*Set task:*
Repeat all of the records verbatim.

--- START Dataset extract ---

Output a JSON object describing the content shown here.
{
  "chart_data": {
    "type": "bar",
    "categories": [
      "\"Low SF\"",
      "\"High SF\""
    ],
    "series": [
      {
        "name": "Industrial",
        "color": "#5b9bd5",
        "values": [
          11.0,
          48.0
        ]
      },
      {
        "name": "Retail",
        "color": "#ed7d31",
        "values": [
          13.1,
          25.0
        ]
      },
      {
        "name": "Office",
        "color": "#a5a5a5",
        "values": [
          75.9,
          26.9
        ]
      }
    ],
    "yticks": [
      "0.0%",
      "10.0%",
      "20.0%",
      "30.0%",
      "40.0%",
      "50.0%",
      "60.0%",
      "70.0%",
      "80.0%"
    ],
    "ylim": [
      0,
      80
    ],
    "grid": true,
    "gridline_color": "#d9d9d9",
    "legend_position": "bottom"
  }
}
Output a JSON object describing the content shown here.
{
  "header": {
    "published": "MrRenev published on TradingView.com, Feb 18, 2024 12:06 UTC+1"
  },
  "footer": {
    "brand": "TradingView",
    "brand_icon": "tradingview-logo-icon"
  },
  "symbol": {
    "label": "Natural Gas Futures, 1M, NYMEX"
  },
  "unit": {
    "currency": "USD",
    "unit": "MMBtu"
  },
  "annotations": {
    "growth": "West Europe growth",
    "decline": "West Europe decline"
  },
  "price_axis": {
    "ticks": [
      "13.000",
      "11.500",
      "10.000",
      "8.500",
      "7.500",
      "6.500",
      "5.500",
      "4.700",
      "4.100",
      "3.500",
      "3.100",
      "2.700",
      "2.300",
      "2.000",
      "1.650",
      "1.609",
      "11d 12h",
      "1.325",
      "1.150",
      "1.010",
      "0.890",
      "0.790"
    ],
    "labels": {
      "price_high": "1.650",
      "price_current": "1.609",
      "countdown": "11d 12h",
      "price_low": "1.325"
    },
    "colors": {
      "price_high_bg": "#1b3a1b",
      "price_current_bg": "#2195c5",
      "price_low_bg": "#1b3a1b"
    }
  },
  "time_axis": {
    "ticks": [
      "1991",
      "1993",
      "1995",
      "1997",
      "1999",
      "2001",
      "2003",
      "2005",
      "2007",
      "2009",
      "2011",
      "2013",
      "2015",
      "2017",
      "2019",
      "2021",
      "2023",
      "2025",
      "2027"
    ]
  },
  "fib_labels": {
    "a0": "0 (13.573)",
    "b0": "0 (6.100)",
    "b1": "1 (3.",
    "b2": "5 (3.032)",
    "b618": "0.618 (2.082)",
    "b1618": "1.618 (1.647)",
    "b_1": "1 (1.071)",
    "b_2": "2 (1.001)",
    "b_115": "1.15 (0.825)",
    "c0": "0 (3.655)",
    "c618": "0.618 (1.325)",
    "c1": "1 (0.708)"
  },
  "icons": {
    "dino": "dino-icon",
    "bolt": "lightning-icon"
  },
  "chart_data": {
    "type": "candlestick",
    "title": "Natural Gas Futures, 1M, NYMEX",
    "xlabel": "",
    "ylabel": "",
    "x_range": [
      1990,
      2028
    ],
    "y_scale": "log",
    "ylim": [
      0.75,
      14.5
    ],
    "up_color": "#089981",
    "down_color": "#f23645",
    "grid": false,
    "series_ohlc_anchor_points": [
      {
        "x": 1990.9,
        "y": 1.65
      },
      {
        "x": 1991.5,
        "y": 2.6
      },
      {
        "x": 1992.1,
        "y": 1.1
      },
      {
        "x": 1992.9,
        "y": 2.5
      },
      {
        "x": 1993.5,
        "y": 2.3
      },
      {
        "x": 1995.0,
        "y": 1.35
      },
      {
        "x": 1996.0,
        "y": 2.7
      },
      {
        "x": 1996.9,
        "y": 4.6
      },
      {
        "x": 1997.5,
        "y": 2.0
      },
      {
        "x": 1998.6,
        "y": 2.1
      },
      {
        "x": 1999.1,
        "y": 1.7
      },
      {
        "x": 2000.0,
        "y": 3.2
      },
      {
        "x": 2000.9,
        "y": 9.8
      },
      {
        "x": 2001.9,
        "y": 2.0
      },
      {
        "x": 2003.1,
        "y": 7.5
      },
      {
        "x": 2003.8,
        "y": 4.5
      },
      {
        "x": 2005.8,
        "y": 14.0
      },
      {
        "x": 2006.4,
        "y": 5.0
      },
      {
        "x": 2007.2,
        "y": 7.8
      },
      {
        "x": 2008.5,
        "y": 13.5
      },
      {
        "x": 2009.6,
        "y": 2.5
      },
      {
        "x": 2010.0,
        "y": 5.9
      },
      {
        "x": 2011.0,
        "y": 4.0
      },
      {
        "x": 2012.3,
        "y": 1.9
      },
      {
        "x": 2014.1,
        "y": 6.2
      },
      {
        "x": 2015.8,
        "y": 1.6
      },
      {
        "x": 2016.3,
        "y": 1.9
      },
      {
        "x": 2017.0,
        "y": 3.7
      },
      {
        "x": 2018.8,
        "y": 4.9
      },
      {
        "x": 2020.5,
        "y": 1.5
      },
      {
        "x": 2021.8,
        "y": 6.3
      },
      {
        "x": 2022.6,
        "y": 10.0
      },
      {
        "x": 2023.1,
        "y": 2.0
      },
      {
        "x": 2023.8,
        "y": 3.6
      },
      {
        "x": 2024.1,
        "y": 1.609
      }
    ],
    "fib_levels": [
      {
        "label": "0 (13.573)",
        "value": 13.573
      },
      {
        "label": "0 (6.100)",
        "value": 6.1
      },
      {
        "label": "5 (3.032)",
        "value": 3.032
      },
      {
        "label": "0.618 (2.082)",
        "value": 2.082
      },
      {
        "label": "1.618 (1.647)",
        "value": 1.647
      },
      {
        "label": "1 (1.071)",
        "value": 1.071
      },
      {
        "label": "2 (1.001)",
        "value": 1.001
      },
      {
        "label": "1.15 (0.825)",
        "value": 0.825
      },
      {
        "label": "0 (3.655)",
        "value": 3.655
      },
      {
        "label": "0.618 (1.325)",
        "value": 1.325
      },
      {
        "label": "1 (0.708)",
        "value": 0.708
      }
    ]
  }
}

--- END Dataset extract ---

*Output below:*
Output a JSON object describing the content shown here.
{
  "chart_data": {
    "type": "bar",
    "categories": [
      "\"Low SF\"",
      "\"High SF\""
    ],
    "series": [
      {
        "name": "Industrial",
        "color": "#5b9bd5",
        "values": [
          11.0,
          48.0
        ]
      },
      {
        "name": "Retail",
        "color": "#ed7d31",
        "values": [
          13.1,
          25.0
        ]
      },
      {
        "name": "Office",
        "color": "#a5a5a5",
        "values": [
          75.9,
          26.9
        ]
      }
    ],
    "yticks": [
      "0.0%",
      "10.0%",
      "20.0%",
      "30.0%",
      "40.0%",
      "50.0%",
      "60.0%",
      "70.0%",
      "80.0%"
    ],
    "ylim": [
      0,
      80
    ],
    "grid": true,
    "gridline_color": "#d9d9d9",
    "legend_position": "bottom"
  }
}
Output a JSON object describing the content shown here.
{
  "header": {
    "published": "MrRenev published on TradingView.com, Feb 18, 2024 12:06 UTC+1"
  },
  "footer": {
    "brand": "TradingView",
    "brand_icon": "tradingview-logo-icon"
  },
  "symbol": {
    "label": "Natural Gas Futures, 1M, NYMEX"
  },
  "unit": {
    "currency": "USD",
    "unit": "MMBtu"
  },
  "annotations": {
    "growth": "West Europe growth",
    "decline": "West Europe decline"
  },
  "price_axis": {
    "ticks": [
      "13.000",
      "11.500",
      "10.000",
      "8.500",
      "7.500",
      "6.500",
      "5.500",
      "4.700",
      "4.100",
      "3.500",
      "3.100",
      "2.700",
      "2.300",
      "2.000",
      "1.650",
      "1.609",
      "11d 12h",
      "1.325",
      "1.150",
      "1.010",
      "0.890",
      "0.790"
    ],
    "labels": {
      "price_high": "1.650",
      "price_current": "1.609",
      "countdown": "11d 12h",
      "price_low": "1.325"
    },
    "colors": {
      "price_high_bg": "#1b3a1b",
      "price_current_bg": "#2195c5",
      "price_low_bg": "#1b3a1b"
    }
  },
  "time_axis": {
    "ticks": [
      "1991",
      "1993",
      "1995",
      "1997",
      "1999",
      "2001",
      "2003",
      "2005",
      "2007",
      "2009",
      "2011",
      "2013",
      "2015",
      "2017",
      "2019",
      "2021",
      "2023",
      "2025",
      "2027"
    ]
  },
  "fib_labels": {
    "a0": "0 (13.573)",
    "b0": "0 (6.100)",
    "b1": "1 (3.",
    "b2": "5 (3.032)",
    "b618": "0.618 (2.082)",
    "b1618": "1.618 (1.647)",
    "b_1": "1 (1.071)",
    "b_2": "2 (1.001)",
    "b_115": "1.15 (0.825)",
    "c0": "0 (3.655)",
    "c618": "0.618 (1.325)",
    "c1": "1 (0.708)"
  },
  "icons": {
    "dino": "dino-icon",
    "bolt": "lightning-icon"
  },
  "chart_data": {
    "type": "candlestick",
    "title": "Natural Gas Futures, 1M, NYMEX",
    "xlabel": "",
    "ylabel": "",
    "x_range": [
      1990,
      2028
    ],
    "y_scale": "log",
    "ylim": [
      0.75,
      14.5
    ],
    "up_color": "#089981",
    "down_color": "#f23645",
    "grid": false,
    "series_ohlc_anchor_points": [
      {
        "x": 1990.9,
        "y": 1.65
      },
      {
        "x": 1991.5,
        "y": 2.6
      },
      {
        "x": 1992.1,
        "y": 1.1
      },
      {
        "x": 1992.9,
        "y": 2.5
      },
      {
        "x": 1993.5,
        "y": 2.3
      },
      {
        "x": 1995.0,
        "y": 1.35
      },
      {
        "x": 1996.0,
        "y": 2.7
      },
      {
        "x": 1996.9,
        "y": 4.6
      },
      {
        "x": 1997.5,
        "y": 2.0
      },
      {
        "x": 1998.6,
        "y": 2.1
      },
      {
        "x": 1999.1,
        "y": 1.7
      },
      {
        "x": 2000.0,
        "y": 3.2
      },
      {
        "x": 2000.9,
        "y": 9.8
      },
      {
        "x": 2001.9,
        "y": 2.0
      },
      {
        "x": 2003.1,
        "y": 7.5
      },
      {
        "x": 2003.8,
        "y": 4.5
      },
      {
        "x": 2005.8,
        "y": 14.0
      },
      {
        "x": 2006.4,
        "y": 5.0
      },
      {
        "x": 2007.2,
        "y": 7.8
      },
      {
        "x": 2008.5,
        "y": 13.5
      },
      {
        "x": 2009.6,
        "y": 2.5
      },
      {
        "x": 2010.0,
        "y": 5.9
      },
      {
        "x": 2011.0,
        "y": 4.0
      },
      {
        "x": 2012.3,
        "y": 1.9
      },
      {
        "x": 2014.1,
        "y": 6.2
      },
      {
        "x": 2015.8,
        "y": 1.6
      },
      {
        "x": 2016.3,
        "y": 1.9
      },
      {
        "x": 2017.0,
        "y": 3.7
      },
      {
        "x": 2018.8,
        "y": 4.9
      },
      {
        "x": 2020.5,
        "y": 1.5
      },
      {
        "x": 2021.8,
        "y": 6.3
      },
      {
        "x": 2022.6,
        "y": 10.0
      },
      {
        "x": 2023.1,
        "y": 2.0
      },
      {
        "x": 2023.8,
        "y": 3.6
      },
      {
        "x": 2024.1,
        "y": 1.609
      }
    ],
    "fib_levels": [
      {
        "label": "0 (13.573)",
        "value": 13.573
      },
      {
        "label": "0 (6.100)",
        "value": 6.1
      },
      {
        "label": "5 (3.032)",
        "value": 3.032
      },
      {
        "label": "0.618 (2.082)",
        "value": 2.082
      },
      {
        "label": "1.618 (1.647)",
        "value": 1.647
      },
      {
        "label": "1 (1.071)",
        "value": 1.071
      },
      {
        "label": "2 (1.001)",
        "value": 1.001
      },
      {
        "label": "1.15 (0.825)",
        "value": 0.825
      },
      {
        "label": "0 (3.655)",
        "value": 3.655
      },
      {
        "label": "0.618 (1.325)",
        "value": 1.325
      },
      {
        "label": "1 (0.708)",
        "value": 0.708
      }
    ]
  }
}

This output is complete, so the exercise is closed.